GOAL OF THE EXERCISE:
Find the word "underlying" in the listing; pull out each line holding it.
------------------------------
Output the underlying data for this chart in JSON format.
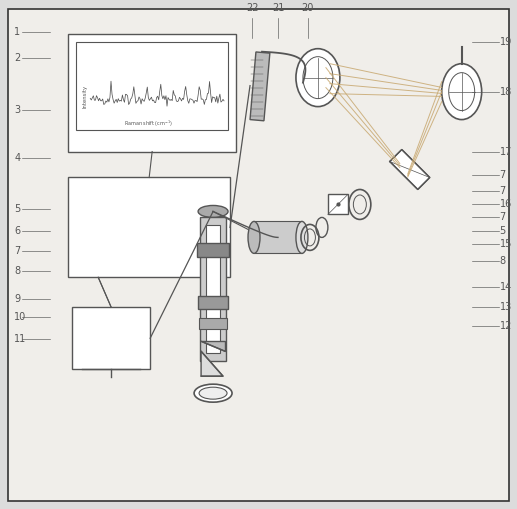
{
  "bg_color": "#dcdcdc",
  "border_color": "#333333",
  "line_color": "#555555",
  "ray_color": "#c8a870",
  "figsize": [
    5.17,
    5.09
  ],
  "dpi": 100
}
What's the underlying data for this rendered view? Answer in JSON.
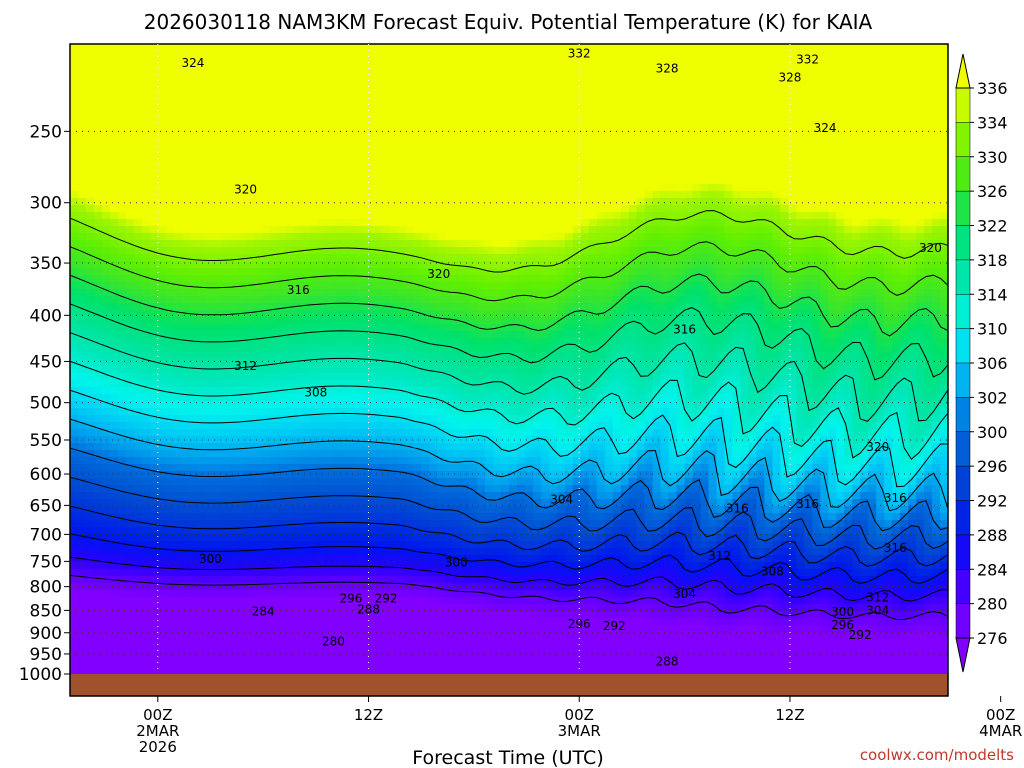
{
  "title": "2026030118 NAM3KM Forecast Equiv. Potential Temperature (K) for KAIA",
  "credit": "coolwx.com/modelts",
  "chart_data": {
    "type": "heatmap",
    "xlabel": "Forecast Time (UTC)",
    "ylabel": "",
    "y_scale": "log",
    "y_inverted": true,
    "ylim": [
      1000,
      200
    ],
    "xlim_hours": [
      -5,
      45
    ],
    "grid": "dotted",
    "x_ticks": [
      {
        "hour": 0,
        "lines": [
          "00Z",
          "2MAR",
          "2026"
        ]
      },
      {
        "hour": 12,
        "lines": [
          "12Z"
        ]
      },
      {
        "hour": 24,
        "lines": [
          "00Z",
          "3MAR"
        ]
      },
      {
        "hour": 36,
        "lines": [
          "12Z"
        ]
      },
      {
        "hour": 48,
        "lines": [
          "00Z",
          "4MAR"
        ]
      }
    ],
    "y_ticks": [
      250,
      300,
      350,
      400,
      450,
      500,
      550,
      600,
      650,
      700,
      750,
      800,
      850,
      900,
      950,
      1000
    ],
    "colorbar": {
      "labels": [
        336,
        334,
        330,
        326,
        322,
        318,
        314,
        310,
        306,
        302,
        300,
        296,
        292,
        288,
        284,
        280,
        276
      ],
      "range": [
        276,
        336
      ]
    },
    "contour_levels": [
      280,
      284,
      288,
      292,
      296,
      300,
      304,
      308,
      312,
      316,
      320,
      324,
      328,
      332
    ],
    "contour_labels": [
      {
        "text": "332",
        "hour": 24,
        "p": 205
      },
      {
        "text": "332",
        "hour": 37,
        "p": 208
      },
      {
        "text": "324",
        "hour": 2,
        "p": 210
      },
      {
        "text": "328",
        "hour": 29,
        "p": 213
      },
      {
        "text": "328",
        "hour": 36,
        "p": 218
      },
      {
        "text": "324",
        "hour": 38,
        "p": 248
      },
      {
        "text": "320",
        "hour": 5,
        "p": 290
      },
      {
        "text": "320",
        "hour": 44,
        "p": 337
      },
      {
        "text": "320",
        "hour": 16,
        "p": 360
      },
      {
        "text": "316",
        "hour": 8,
        "p": 375
      },
      {
        "text": "316",
        "hour": 30,
        "p": 415
      },
      {
        "text": "312",
        "hour": 5,
        "p": 455
      },
      {
        "text": "308",
        "hour": 9,
        "p": 487
      },
      {
        "text": "320",
        "hour": 41,
        "p": 560
      },
      {
        "text": "304",
        "hour": 23,
        "p": 640
      },
      {
        "text": "316",
        "hour": 33,
        "p": 655
      },
      {
        "text": "316",
        "hour": 37,
        "p": 648
      },
      {
        "text": "316",
        "hour": 42,
        "p": 638
      },
      {
        "text": "316",
        "hour": 42,
        "p": 725
      },
      {
        "text": "312",
        "hour": 32,
        "p": 740
      },
      {
        "text": "300",
        "hour": 3,
        "p": 745
      },
      {
        "text": "300",
        "hour": 17,
        "p": 752
      },
      {
        "text": "308",
        "hour": 35,
        "p": 770
      },
      {
        "text": "304",
        "hour": 30,
        "p": 815
      },
      {
        "text": "296",
        "hour": 11,
        "p": 825
      },
      {
        "text": "292",
        "hour": 13,
        "p": 825
      },
      {
        "text": "312",
        "hour": 41,
        "p": 822
      },
      {
        "text": "288",
        "hour": 12,
        "p": 848
      },
      {
        "text": "284",
        "hour": 6,
        "p": 852
      },
      {
        "text": "300",
        "hour": 39,
        "p": 853
      },
      {
        "text": "304",
        "hour": 41,
        "p": 850
      },
      {
        "text": "296",
        "hour": 24,
        "p": 880
      },
      {
        "text": "292",
        "hour": 26,
        "p": 885
      },
      {
        "text": "296",
        "hour": 39,
        "p": 882
      },
      {
        "text": "292",
        "hour": 40,
        "p": 905
      },
      {
        "text": "280",
        "hour": 10,
        "p": 920
      },
      {
        "text": "288",
        "hour": 29,
        "p": 968
      }
    ]
  }
}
------------------------------
OUTPUT:
Output the underlying data for this chart in JSON format.
What's the underlying data for this rendered view? Answer in JSON.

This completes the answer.